::: Working data :::

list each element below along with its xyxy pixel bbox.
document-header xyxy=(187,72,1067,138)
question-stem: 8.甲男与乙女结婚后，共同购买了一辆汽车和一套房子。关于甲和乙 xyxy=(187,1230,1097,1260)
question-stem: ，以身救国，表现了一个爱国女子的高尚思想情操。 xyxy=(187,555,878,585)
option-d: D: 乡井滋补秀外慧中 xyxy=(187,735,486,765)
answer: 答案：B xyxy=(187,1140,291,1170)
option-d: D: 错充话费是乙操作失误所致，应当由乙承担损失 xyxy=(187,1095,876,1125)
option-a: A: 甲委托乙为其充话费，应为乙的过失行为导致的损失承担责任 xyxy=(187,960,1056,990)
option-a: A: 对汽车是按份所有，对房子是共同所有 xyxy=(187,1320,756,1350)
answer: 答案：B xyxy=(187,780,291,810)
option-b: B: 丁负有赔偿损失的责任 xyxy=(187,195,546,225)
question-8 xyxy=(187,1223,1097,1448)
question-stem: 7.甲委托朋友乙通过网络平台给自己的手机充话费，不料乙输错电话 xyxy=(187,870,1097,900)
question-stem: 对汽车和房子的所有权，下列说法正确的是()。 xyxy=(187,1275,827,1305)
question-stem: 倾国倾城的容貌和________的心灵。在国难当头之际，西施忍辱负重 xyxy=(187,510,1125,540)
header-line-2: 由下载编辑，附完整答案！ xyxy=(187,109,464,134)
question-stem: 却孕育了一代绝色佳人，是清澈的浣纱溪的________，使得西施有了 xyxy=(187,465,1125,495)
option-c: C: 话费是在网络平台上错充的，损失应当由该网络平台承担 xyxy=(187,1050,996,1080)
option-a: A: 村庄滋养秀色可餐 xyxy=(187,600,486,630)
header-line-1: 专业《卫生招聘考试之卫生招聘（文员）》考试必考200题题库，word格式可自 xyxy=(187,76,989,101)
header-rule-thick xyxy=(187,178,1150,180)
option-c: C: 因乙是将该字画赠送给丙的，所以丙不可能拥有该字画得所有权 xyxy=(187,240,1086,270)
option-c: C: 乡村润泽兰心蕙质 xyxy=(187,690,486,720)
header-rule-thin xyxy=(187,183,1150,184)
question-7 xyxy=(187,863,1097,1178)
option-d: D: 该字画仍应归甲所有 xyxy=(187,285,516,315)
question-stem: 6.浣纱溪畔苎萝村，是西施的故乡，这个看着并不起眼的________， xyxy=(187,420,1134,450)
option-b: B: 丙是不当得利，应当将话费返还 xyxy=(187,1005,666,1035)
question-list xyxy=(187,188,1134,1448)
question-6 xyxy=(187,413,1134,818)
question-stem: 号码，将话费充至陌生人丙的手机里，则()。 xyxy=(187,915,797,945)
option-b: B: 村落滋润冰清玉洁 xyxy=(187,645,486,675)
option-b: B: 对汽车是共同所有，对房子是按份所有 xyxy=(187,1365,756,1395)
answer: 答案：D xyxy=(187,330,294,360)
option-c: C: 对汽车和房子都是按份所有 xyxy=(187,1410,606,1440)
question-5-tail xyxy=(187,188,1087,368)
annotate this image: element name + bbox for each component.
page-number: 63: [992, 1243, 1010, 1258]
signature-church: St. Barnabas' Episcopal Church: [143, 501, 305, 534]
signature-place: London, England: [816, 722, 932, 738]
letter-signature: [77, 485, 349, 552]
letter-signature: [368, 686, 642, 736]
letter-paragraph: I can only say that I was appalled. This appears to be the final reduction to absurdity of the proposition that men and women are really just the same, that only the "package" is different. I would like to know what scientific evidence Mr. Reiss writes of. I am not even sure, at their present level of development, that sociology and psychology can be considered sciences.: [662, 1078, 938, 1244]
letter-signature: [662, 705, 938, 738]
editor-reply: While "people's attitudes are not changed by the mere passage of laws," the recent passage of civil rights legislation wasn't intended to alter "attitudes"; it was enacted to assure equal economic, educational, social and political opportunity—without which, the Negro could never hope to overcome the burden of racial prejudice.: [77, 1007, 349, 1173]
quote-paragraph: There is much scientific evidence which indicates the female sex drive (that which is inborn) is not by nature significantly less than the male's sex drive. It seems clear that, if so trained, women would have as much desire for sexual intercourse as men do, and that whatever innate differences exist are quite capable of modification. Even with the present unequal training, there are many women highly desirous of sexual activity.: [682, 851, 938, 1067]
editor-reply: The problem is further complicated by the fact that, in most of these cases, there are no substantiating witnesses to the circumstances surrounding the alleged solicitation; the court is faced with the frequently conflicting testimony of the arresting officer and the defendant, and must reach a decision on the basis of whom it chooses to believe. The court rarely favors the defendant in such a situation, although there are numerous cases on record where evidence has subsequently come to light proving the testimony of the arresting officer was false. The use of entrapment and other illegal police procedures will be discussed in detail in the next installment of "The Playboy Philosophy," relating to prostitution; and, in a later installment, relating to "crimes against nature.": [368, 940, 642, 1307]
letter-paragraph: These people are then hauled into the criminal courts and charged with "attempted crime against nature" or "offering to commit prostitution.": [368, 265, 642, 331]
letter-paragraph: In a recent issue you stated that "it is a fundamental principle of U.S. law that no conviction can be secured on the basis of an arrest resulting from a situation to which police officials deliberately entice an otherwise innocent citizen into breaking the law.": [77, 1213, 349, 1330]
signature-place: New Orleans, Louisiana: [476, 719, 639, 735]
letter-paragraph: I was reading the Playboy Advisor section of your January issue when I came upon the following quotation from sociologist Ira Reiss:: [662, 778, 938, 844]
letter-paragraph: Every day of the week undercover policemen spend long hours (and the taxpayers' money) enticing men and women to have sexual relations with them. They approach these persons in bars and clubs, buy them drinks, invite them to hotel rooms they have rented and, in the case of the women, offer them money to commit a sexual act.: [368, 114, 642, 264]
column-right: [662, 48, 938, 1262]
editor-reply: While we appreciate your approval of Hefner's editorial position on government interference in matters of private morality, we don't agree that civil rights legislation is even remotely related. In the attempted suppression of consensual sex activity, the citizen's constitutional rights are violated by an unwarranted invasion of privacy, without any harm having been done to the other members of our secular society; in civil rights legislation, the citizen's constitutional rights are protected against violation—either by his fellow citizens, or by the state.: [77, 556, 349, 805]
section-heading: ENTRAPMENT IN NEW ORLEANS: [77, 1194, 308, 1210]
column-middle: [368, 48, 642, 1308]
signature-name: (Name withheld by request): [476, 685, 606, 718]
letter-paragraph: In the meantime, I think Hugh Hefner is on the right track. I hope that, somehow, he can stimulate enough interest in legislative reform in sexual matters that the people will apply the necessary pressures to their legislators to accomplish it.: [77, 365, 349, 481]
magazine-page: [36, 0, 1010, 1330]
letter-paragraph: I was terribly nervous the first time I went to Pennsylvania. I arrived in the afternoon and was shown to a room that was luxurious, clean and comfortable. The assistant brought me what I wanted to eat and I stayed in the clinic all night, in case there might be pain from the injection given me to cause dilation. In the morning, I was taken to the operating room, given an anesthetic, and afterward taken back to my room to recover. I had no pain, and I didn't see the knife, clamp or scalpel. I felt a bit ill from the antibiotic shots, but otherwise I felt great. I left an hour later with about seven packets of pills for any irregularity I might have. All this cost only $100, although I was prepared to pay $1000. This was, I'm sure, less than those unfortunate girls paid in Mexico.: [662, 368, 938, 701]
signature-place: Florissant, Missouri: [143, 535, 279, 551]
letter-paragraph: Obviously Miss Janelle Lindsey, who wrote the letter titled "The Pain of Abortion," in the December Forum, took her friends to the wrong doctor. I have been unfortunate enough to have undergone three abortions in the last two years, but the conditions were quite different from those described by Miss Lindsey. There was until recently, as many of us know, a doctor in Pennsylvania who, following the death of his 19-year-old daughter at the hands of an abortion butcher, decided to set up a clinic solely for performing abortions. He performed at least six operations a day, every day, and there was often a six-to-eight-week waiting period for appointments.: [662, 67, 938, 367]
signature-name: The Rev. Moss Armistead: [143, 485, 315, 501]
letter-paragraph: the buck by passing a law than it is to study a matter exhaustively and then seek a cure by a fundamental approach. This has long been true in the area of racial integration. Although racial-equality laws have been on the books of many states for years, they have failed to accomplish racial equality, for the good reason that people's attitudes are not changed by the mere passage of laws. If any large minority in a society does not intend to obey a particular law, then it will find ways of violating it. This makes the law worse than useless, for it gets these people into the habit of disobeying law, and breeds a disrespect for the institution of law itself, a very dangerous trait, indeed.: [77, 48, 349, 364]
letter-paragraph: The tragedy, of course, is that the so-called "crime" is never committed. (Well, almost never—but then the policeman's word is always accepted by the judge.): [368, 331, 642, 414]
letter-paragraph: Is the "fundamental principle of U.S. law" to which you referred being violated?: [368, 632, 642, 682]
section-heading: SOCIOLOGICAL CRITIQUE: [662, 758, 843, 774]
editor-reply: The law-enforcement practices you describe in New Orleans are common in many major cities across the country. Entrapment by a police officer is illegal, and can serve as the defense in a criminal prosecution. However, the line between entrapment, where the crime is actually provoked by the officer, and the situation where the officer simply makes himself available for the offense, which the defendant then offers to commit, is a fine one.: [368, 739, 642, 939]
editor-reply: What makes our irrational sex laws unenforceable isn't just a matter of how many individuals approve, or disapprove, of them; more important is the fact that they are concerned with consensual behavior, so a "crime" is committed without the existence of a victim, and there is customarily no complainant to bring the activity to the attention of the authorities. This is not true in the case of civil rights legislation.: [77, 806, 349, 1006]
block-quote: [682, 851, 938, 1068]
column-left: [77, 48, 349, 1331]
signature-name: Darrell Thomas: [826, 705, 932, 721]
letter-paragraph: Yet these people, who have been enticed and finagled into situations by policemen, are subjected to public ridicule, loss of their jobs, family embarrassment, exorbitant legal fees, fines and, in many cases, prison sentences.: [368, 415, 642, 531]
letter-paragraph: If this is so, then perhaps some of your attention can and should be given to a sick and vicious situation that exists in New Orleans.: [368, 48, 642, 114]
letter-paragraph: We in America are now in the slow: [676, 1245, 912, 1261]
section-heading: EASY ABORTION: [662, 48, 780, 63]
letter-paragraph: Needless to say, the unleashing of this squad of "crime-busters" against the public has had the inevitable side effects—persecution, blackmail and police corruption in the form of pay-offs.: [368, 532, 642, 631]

:::

## Stated problem
Reproduce the data from its first line through the line containing "letter-signature: [368, 686, 642, 736]", inclusive, with "header-rule-thick" swapped for "header-rule-heavy" and everything else left unchanged.

## Solution below
list each element below along with its xyxy pixel bbox.
document-header xyxy=(187,72,1067,138)
question-stem: 8.甲男与乙女结婚后，共同购买了一辆汽车和一套房子。关于甲和乙 xyxy=(187,1230,1097,1260)
question-stem: ，以身救国，表现了一个爱国女子的高尚思想情操。 xyxy=(187,555,878,585)
option-d: D: 乡井滋补秀外慧中 xyxy=(187,735,486,765)
answer: 答案：B xyxy=(187,1140,291,1170)
option-d: D: 错充话费是乙操作失误所致，应当由乙承担损失 xyxy=(187,1095,876,1125)
option-a: A: 甲委托乙为其充话费，应为乙的过失行为导致的损失承担责任 xyxy=(187,960,1056,990)
option-a: A: 对汽车是按份所有，对房子是共同所有 xyxy=(187,1320,756,1350)
answer: 答案：B xyxy=(187,780,291,810)
option-b: B: 丁负有赔偿损失的责任 xyxy=(187,195,546,225)
question-8 xyxy=(187,1223,1097,1448)
question-stem: 7.甲委托朋友乙通过网络平台给自己的手机充话费，不料乙输错电话 xyxy=(187,870,1097,900)
question-stem: 对汽车和房子的所有权，下列说法正确的是()。 xyxy=(187,1275,827,1305)
question-stem: 倾国倾城的容貌和________的心灵。在国难当头之际，西施忍辱负重 xyxy=(187,510,1125,540)
header-line-2: 由下载编辑，附完整答案！ xyxy=(187,109,464,134)
question-stem: 却孕育了一代绝色佳人，是清澈的浣纱溪的________，使得西施有了 xyxy=(187,465,1125,495)
option-c: C: 话费是在网络平台上错充的，损失应当由该网络平台承担 xyxy=(187,1050,996,1080)
option-a: A: 村庄滋养秀色可餐 xyxy=(187,600,486,630)
header-line-1: 专业《卫生招聘考试之卫生招聘（文员）》考试必考200题题库，word格式可自 xyxy=(187,76,989,101)
header-rule-heavy xyxy=(187,178,1150,180)
option-c: C: 因乙是将该字画赠送给丙的，所以丙不可能拥有该字画得所有权 xyxy=(187,240,1086,270)
option-c: C: 乡村润泽兰心蕙质 xyxy=(187,690,486,720)
header-rule-thin xyxy=(187,183,1150,184)
question-7 xyxy=(187,863,1097,1178)
option-d: D: 该字画仍应归甲所有 xyxy=(187,285,516,315)
question-stem: 6.浣纱溪畔苎萝村，是西施的故乡，这个看着并不起眼的________， xyxy=(187,420,1134,450)
option-b: B: 丙是不当得利，应当将话费返还 xyxy=(187,1005,666,1035)
question-list xyxy=(187,188,1134,1448)
question-6 xyxy=(187,413,1134,818)
question-stem: 号码，将话费充至陌生人丙的手机里，则()。 xyxy=(187,915,797,945)
option-b: B: 村落滋润冰清玉洁 xyxy=(187,645,486,675)
option-b: B: 对汽车是共同所有，对房子是按份所有 xyxy=(187,1365,756,1395)
answer: 答案：D xyxy=(187,330,294,360)
option-c: C: 对汽车和房子都是按份所有 xyxy=(187,1410,606,1440)
question-5-tail xyxy=(187,188,1087,368)
annotate this image: element name + bbox for each component.
page-number: 63: [992, 1243, 1010, 1258]
signature-church: St. Barnabas' Episcopal Church: [143, 501, 305, 534]
signature-place: London, England: [816, 722, 932, 738]
letter-signature: [77, 485, 349, 552]
letter-signature: [368, 686, 642, 736]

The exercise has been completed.